Prompt A: Please reproduce the part of the series recap from "Game 2 at Chicago" to "none series lead.", word for word.
Prompt B: Name every player who scored a goal in Game 2 according to the series recap.

Game 1 at the Chicago Stadium saw the teams trade chances in the first period until, while cutting around a defenseman, Phil Esposito's backhand shot surprised Tony Esposito for a 1-0 Bruins lead. Minutes later on the power play, Bobby Orr took a pass at the point, deked a Chicago defender, drifted to the left boards and passed to Phil Esposito in the slot whose one-timer made it 2-0 Boston. In the second period at 5:11, John Bucyk intercepted a clearing pass by Tony Esposito and fired a goal five-hole to make it 3-0. Three minutes later, Dennis Hull put a rebound past Gerry Cheevers to cut the lead to 3-1. With five minutes left in the period, on the power play, Phil Esposito shovelled in a rebound of an Orr point shot to restore Boston's two goal advantage. Two minutes later, Jim Pappin responded by tipping a Bobby Hull shot past Cheevers. A minute into the third period, John McKenzie tipped a Bucyk shot in for a 5-2 Bruins lead. Ken Hodge scored off a Wayne Carleton rebound and Stan Mikita scored a consolation goal in Boston's 6-3 victory.
Game 2 at Chicago saw Boston play an excellent defensive game, limiting the Black Hawks to 23 shots. Bobby Orr scored the only goal of the first period on a give and go rush with Fred Stanfield. At 10:32 of the second period, a great forecheck by Stanfield led to him one-timing a John Bucyk pass past Tony Esposito for a 2-0 Bruins lead. Don Marcotte, playing on Phil Esposito's line, banged in his first career playoff goal on a cross-crease pass by Ken Hodge to pad Boston's lead. Bill White scored on a rebound early in the third period after which Wayne Carleton and Keith Magnuson had a protracted fight. Phil Esposito stripped Dennis Hull of the puck in the corner of the Hawks zone, moved across the slot and scored for a 4-1 Bruins win and a two games to none series lead.
Game 3 at the Boston Garden was the first game of the series where Chicago had lead as Cliff Koroll opened the scoring at 6:33 of the first period. A little over two minutes later, Wayne Carleton wristed a great pass from Ed Westfall past Tony Esposito to even the score 1-1. Late in the period, Jim Pappin's centering pass from behind the Bruins net was fired in by Pit Martin. The rest of the game belonged to the Bruins. After incredible pressure on the power play, John Bucyk put in a cross crease pass at 3:28 to tie the game 2-2. Several minutes later, Phil Esposito won a face-off in the Hawks zone, resulting Wayne Cashman cutting left to right in front of Tony Esposito and beating him stick side. On the power play, Orr rushed into Chicago's zone, rounded behind the net and drew three Hawk defenders to him in the corner. His pass to Phil Esposito was relayed to John Bucyk who smacked it into the open net. In the third period, both goalies made great saves, preventing any scoring. Phil Esposito stripped Pit Martin of the puck and scored an empty net goal in the last minute for a 5-2 Boston victory and a stranglehold on the series.

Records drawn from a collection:
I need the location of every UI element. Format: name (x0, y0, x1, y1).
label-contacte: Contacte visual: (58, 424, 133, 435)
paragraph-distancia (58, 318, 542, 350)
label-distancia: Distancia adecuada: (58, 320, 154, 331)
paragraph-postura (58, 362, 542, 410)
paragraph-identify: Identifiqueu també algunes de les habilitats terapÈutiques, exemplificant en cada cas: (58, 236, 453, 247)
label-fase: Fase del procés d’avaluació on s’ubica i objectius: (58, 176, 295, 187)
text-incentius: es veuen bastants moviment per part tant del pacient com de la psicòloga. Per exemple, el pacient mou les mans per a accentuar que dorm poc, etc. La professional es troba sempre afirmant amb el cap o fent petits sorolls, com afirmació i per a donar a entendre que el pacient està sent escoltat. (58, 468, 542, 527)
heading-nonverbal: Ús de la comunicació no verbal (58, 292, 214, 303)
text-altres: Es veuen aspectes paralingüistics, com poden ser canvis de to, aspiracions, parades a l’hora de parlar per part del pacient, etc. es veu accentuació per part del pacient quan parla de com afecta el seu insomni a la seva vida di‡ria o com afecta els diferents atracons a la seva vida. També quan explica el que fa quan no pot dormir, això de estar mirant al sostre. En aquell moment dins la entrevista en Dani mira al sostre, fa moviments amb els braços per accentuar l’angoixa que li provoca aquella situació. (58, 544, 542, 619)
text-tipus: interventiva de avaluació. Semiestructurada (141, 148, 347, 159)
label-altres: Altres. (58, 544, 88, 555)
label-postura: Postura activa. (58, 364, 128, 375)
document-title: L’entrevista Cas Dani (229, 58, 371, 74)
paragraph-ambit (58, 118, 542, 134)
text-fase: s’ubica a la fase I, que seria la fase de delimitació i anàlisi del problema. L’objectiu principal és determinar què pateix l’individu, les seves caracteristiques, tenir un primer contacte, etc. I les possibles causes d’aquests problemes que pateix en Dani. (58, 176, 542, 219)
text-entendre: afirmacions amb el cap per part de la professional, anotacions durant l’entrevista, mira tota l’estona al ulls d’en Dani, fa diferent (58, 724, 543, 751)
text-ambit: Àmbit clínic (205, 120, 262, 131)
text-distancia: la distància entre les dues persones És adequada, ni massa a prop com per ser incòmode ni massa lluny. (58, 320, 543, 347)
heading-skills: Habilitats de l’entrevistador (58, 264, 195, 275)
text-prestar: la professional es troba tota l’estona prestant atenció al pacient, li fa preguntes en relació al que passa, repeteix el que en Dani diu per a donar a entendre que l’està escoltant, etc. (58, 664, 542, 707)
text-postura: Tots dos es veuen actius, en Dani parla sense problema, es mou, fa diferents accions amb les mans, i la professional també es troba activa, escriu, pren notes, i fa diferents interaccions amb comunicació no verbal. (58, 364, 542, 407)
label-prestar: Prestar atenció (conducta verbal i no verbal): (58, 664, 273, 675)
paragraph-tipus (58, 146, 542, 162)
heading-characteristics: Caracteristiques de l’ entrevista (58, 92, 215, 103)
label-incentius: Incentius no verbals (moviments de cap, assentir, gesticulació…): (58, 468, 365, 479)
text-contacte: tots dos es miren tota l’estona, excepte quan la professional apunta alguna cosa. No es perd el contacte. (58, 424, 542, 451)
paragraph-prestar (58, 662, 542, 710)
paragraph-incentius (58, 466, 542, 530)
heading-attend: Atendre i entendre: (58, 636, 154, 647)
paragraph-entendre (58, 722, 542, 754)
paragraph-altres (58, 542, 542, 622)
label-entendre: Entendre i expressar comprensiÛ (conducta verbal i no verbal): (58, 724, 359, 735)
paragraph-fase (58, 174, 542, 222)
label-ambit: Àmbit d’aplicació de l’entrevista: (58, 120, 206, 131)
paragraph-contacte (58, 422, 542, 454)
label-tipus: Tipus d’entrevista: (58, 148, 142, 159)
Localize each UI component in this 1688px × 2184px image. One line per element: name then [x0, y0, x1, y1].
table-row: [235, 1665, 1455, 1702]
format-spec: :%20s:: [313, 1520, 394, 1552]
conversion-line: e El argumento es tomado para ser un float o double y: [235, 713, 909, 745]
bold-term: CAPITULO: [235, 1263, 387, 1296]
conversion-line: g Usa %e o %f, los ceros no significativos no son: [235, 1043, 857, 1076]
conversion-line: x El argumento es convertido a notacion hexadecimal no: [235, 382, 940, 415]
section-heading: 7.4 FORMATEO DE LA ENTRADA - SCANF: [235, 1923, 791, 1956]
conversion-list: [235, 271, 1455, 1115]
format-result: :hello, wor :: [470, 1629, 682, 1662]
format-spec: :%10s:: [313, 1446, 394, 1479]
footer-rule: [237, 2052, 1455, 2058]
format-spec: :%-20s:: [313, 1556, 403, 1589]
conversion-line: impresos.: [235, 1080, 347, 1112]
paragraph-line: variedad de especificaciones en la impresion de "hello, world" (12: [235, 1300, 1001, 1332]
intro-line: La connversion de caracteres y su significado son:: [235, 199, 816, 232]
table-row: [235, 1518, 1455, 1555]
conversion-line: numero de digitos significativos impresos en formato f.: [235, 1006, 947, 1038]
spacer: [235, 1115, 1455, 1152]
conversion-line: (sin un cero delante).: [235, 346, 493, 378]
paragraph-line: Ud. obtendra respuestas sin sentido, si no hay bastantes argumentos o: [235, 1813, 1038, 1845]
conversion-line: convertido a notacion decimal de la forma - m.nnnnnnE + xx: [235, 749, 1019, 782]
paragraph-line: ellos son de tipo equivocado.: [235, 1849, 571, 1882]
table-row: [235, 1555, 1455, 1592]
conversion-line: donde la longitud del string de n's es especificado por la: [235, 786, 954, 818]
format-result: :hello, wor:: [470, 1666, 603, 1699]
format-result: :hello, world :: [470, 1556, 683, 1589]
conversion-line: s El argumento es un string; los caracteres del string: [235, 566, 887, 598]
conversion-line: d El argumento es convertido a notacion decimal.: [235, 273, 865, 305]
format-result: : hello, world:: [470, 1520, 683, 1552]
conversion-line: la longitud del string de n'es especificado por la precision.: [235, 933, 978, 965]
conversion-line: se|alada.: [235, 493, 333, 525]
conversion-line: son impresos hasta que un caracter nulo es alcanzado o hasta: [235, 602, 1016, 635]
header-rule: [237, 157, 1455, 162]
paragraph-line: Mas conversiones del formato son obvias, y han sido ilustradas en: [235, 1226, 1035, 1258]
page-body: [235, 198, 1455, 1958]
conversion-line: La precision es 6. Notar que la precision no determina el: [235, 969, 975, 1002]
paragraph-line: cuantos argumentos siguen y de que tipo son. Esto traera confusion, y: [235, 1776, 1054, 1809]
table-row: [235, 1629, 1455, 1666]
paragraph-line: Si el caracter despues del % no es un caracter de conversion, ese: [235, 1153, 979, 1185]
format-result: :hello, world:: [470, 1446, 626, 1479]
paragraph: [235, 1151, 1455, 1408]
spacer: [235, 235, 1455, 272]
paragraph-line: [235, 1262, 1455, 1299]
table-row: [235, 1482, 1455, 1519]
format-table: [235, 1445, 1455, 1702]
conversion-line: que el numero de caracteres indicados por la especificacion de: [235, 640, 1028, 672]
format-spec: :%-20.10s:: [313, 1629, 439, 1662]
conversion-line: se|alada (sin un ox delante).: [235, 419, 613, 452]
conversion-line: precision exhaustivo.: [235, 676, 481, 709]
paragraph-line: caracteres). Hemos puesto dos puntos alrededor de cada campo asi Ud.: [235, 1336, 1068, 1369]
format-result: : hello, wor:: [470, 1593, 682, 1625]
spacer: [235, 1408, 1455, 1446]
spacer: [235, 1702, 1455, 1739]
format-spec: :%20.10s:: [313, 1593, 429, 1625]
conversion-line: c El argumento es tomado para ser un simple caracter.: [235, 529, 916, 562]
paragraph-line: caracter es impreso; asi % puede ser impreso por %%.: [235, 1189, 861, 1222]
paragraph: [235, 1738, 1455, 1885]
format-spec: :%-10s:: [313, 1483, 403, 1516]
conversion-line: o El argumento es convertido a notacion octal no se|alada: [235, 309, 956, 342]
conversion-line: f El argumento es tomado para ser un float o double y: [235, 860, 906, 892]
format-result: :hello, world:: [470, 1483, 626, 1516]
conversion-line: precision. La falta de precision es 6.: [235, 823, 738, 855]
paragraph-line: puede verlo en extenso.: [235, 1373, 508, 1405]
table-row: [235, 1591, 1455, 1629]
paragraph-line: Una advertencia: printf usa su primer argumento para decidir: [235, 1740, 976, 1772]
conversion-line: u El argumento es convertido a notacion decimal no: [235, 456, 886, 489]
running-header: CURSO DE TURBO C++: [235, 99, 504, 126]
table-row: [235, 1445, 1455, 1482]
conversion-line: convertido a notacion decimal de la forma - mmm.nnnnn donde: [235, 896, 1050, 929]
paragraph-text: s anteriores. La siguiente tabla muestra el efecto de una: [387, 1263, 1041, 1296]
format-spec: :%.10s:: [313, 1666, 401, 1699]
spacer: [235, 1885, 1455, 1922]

Correct result A:
Game 2 at Chicago saw Boston play an excellent defensive game, limiting the Black Hawks to 23 shots. Bobby Orr scored the only goal of the first period on a give and go rush with Fred Stanfield. At 10:32 of the second period, a great forecheck by Stanfield led to him one-timing a John Bucyk pass past Tony Esposito for a 2-0 Bruins lead. Don Marcotte, playing on Phil Esposito's line, banged in his first career playoff goal on a cross-crease pass by Ken Hodge to pad Boston's lead. Bill White scored on a rebound early in the third period after which Wayne Carleton and Keith Magnuson had a protracted fight. Phil Esposito stripped Dennis Hull of the puck in the corner of the Hawks zone, moved across the slot and scored for a 4-1 Bruins win and a two games to none series lead.

Correct result B: Bobby Orr, Fred Stanfield, Don Marcotte, Bill White, Phil Esposito